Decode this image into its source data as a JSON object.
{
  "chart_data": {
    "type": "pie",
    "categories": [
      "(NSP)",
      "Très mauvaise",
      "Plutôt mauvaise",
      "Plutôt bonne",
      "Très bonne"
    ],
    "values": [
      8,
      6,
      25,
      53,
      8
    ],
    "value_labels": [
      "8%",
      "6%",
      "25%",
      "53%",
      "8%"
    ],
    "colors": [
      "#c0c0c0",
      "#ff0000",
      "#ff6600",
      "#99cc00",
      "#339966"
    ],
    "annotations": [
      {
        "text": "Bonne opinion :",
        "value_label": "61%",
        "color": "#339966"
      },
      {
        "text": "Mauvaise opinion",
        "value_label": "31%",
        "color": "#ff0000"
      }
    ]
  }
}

================

- What to do
Print the whole listing exactly as it is.

- Solution to the exercise
Decode this image into its source data as a JSON object.
{
  "chart_data": {
    "type": "pie",
    "categories": [
      "(NSP)",
      "Très mauvaise",
      "Plutôt mauvaise",
      "Plutôt bonne",
      "Très bonne"
    ],
    "values": [
      8,
      6,
      25,
      53,
      8
    ],
    "value_labels": [
      "8%",
      "6%",
      "25%",
      "53%",
      "8%"
    ],
    "colors": [
      "#c0c0c0",
      "#ff0000",
      "#ff6600",
      "#99cc00",
      "#339966"
    ],
    "annotations": [
      {
        "text": "Bonne opinion :",
        "value_label": "61%",
        "color": "#339966"
      },
      {
        "text": "Mauvaise opinion",
        "value_label": "31%",
        "color": "#ff0000"
      }
    ]
  }
}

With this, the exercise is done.